- PROMPT: Among the records that follow, count the lines with the string "Государственная"; report only that count.

- Extracted records:
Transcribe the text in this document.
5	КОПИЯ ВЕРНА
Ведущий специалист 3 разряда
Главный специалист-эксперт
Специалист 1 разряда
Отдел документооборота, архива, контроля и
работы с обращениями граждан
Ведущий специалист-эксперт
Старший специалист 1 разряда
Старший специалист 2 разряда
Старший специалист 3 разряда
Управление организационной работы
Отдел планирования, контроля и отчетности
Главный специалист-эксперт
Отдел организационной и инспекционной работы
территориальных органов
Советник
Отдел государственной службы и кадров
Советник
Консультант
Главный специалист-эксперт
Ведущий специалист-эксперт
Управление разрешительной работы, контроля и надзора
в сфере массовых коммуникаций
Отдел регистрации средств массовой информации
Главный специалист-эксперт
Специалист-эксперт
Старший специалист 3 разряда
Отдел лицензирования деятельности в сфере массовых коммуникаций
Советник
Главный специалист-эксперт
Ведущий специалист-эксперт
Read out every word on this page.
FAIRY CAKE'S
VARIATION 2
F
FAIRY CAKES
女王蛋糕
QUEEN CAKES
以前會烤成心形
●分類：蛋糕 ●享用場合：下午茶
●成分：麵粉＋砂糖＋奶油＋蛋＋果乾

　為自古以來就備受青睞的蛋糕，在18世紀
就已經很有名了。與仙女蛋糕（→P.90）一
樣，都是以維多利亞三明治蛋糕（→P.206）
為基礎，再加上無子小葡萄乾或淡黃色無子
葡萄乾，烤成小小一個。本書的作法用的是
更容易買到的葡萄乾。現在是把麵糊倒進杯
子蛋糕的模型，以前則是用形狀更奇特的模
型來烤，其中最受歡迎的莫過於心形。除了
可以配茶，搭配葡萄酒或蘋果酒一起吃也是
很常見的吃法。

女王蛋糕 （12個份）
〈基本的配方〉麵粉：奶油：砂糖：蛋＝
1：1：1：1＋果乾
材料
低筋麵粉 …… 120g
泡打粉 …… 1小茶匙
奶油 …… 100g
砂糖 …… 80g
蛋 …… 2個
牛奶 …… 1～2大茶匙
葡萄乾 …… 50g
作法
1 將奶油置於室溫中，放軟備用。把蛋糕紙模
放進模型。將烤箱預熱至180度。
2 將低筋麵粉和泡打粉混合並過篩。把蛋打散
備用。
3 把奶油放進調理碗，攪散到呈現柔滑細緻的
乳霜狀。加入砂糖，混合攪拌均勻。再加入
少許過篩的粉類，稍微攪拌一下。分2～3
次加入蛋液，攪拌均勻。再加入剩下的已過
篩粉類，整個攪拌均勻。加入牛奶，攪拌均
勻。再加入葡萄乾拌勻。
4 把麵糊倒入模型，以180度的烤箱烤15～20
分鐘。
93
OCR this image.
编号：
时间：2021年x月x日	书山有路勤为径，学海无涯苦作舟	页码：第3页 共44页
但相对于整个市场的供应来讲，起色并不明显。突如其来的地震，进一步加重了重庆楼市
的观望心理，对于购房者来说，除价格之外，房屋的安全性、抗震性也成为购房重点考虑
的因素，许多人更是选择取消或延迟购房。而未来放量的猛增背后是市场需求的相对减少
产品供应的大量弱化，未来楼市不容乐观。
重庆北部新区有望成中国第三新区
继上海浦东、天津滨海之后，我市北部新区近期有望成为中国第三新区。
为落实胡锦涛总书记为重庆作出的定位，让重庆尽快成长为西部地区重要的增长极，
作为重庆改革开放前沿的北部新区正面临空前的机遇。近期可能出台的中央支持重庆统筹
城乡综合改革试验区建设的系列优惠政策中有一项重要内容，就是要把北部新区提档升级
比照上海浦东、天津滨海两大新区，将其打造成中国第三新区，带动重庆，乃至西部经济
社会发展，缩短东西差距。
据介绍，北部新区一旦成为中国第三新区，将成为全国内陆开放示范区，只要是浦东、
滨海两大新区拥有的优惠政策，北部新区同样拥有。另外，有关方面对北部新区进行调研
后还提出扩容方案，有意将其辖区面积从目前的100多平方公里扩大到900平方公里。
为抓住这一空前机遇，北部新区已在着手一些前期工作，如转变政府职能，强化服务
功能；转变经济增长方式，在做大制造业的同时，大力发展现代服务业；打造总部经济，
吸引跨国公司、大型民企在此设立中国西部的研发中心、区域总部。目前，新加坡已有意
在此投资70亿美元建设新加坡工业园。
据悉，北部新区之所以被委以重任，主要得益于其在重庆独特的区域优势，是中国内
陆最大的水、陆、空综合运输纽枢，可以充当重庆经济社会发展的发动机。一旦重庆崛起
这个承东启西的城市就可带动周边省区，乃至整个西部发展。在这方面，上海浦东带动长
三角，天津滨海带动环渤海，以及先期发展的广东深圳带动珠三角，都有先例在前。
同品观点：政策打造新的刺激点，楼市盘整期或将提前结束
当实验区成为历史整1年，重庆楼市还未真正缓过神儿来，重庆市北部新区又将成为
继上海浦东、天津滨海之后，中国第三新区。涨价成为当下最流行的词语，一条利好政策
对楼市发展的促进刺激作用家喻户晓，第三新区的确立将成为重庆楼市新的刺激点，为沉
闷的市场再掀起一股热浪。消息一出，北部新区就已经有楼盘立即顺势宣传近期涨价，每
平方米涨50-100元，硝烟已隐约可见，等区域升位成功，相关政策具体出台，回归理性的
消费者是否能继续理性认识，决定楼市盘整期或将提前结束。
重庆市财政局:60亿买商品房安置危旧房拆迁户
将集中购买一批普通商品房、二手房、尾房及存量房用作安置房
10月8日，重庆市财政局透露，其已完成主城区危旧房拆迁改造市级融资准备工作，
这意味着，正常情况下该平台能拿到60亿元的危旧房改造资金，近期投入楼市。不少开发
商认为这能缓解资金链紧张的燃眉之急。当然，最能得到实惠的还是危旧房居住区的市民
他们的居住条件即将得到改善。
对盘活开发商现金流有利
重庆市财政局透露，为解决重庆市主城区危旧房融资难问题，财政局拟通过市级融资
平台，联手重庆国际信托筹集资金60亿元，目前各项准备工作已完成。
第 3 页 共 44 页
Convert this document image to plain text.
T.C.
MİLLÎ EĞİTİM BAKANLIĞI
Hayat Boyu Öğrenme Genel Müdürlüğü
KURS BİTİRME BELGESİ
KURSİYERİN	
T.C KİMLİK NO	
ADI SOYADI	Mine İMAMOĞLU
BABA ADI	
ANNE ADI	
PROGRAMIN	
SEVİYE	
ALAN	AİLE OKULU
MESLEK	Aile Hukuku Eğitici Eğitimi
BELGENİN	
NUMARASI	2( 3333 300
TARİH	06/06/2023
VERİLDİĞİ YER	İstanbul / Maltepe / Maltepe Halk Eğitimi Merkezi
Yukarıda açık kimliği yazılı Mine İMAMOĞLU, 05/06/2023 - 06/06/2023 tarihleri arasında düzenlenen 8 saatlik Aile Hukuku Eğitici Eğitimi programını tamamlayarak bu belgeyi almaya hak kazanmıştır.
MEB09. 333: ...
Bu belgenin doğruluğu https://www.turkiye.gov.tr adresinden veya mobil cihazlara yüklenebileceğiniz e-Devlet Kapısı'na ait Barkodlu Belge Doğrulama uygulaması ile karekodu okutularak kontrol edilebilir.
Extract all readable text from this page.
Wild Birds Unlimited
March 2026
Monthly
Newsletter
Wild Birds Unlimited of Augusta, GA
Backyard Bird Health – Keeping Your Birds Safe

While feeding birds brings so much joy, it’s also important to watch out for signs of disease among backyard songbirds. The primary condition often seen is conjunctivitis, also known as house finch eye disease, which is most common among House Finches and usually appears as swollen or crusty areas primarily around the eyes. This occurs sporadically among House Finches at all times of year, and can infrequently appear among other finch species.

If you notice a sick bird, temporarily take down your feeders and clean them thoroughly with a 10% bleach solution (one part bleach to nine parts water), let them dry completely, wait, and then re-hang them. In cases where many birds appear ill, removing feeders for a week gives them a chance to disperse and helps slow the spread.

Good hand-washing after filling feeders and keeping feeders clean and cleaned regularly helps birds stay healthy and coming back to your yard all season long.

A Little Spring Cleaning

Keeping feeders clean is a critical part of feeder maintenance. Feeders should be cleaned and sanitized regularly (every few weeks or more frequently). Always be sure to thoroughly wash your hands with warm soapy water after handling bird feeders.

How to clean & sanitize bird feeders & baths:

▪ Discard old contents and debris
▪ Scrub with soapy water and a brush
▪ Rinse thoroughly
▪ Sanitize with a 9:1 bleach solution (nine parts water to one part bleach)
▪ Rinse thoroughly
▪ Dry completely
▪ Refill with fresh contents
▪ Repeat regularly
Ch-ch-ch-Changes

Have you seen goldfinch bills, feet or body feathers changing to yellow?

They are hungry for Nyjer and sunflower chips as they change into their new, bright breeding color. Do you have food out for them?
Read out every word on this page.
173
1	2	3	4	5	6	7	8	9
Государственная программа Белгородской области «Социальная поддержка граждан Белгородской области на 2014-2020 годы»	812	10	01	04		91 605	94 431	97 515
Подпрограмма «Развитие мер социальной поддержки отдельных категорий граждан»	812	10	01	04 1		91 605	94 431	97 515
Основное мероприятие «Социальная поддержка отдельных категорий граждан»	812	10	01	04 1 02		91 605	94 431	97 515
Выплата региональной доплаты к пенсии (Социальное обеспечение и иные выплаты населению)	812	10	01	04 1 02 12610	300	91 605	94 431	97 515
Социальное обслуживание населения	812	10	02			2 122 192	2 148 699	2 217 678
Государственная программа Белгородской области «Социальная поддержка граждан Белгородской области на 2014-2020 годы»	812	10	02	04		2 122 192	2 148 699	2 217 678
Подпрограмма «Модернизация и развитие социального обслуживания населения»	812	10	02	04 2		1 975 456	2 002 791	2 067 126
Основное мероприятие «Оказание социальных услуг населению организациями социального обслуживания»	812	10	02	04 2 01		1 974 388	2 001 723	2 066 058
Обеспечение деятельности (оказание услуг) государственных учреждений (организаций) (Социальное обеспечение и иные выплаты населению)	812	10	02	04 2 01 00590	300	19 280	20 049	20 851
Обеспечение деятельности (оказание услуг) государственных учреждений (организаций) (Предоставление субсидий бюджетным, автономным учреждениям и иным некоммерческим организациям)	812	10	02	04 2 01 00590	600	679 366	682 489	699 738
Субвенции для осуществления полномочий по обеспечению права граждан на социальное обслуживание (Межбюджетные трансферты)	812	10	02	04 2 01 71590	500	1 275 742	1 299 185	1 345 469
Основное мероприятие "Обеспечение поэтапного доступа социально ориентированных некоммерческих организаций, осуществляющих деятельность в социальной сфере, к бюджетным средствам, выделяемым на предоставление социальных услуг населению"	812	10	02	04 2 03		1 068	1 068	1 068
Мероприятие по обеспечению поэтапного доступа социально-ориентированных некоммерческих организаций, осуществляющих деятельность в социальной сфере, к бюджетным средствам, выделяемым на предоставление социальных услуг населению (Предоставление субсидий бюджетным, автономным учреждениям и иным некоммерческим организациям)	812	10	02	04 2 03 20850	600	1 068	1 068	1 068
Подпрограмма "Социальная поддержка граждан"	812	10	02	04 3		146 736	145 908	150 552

- OUTPUT OF THE TASK: 2